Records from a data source
== == ==
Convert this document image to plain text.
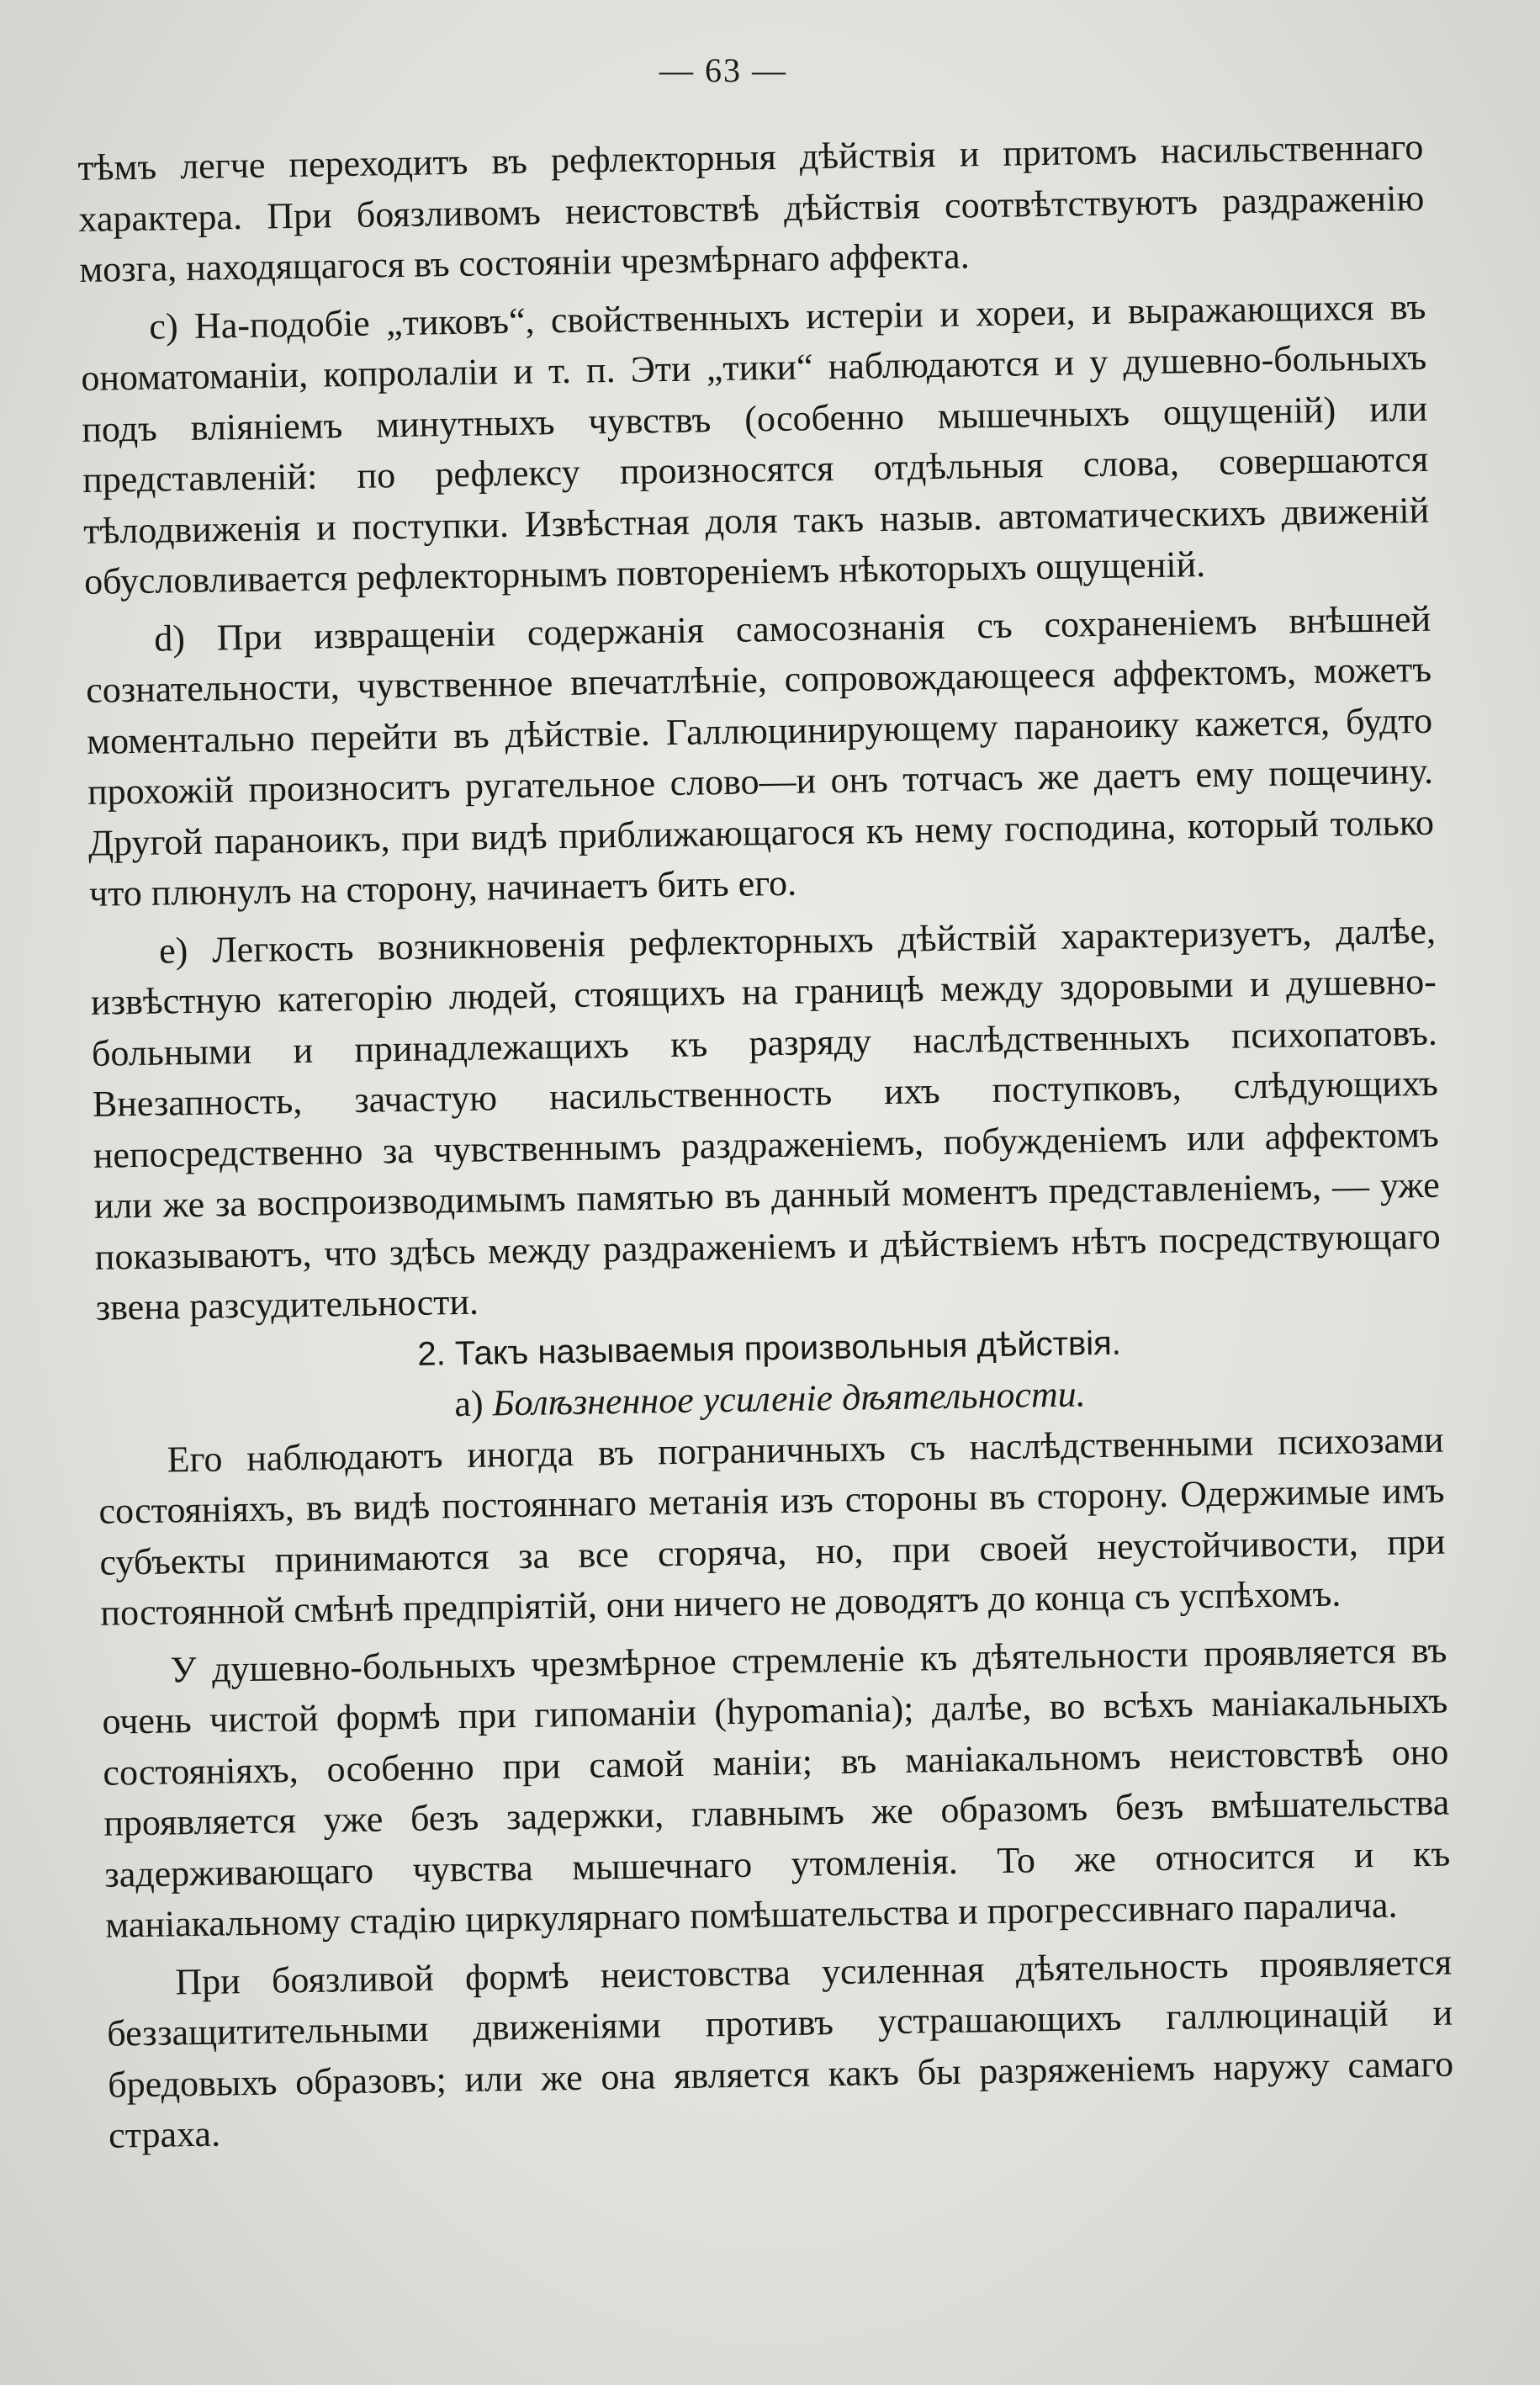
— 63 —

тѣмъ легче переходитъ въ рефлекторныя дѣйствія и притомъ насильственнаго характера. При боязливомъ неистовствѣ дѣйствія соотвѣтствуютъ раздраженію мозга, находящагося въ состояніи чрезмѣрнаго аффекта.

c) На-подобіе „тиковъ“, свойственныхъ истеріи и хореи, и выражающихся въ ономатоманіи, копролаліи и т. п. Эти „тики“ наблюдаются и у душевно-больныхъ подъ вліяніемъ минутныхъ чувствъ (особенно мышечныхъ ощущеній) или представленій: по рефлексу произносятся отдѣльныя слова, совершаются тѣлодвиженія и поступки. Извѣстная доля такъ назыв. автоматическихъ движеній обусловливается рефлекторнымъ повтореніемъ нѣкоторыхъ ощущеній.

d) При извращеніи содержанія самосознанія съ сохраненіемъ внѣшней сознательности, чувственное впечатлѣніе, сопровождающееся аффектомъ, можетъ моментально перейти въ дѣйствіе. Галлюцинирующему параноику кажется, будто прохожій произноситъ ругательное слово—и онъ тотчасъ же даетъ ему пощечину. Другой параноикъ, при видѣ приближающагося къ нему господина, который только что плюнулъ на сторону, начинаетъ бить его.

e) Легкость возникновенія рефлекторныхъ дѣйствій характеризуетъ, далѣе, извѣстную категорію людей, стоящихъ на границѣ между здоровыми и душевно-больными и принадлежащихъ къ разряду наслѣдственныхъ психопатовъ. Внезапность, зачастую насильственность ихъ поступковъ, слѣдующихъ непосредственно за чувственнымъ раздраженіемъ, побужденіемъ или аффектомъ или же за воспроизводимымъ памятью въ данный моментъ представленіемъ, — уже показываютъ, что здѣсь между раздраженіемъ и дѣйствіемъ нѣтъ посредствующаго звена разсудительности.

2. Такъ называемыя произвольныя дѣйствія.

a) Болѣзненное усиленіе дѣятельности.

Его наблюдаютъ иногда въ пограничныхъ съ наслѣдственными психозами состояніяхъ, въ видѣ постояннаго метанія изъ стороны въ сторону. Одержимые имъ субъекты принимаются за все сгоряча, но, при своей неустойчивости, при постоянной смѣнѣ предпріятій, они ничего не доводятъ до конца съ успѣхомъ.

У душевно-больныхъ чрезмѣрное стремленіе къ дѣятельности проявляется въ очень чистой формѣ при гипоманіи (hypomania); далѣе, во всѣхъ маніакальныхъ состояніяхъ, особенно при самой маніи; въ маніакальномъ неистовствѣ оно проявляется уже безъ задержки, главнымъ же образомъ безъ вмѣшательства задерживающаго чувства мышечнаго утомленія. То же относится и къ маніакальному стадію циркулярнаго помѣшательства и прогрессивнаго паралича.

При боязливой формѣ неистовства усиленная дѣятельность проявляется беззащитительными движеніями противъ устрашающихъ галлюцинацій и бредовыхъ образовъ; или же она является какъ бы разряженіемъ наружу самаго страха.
== == ==
Stated problem
Using the records above, list each line that includes "дѣйствія".

Solution
тѣмъ легче переходитъ въ рефлекторныя дѣйствія и притомъ насильственнаго характера. При боязливомъ неистовствѣ дѣйствія соотвѣтствуютъ раздраженію мозга, находящагося въ состояніи чрезмѣрнаго аффекта.
2. Такъ называемыя произвольныя дѣйствія.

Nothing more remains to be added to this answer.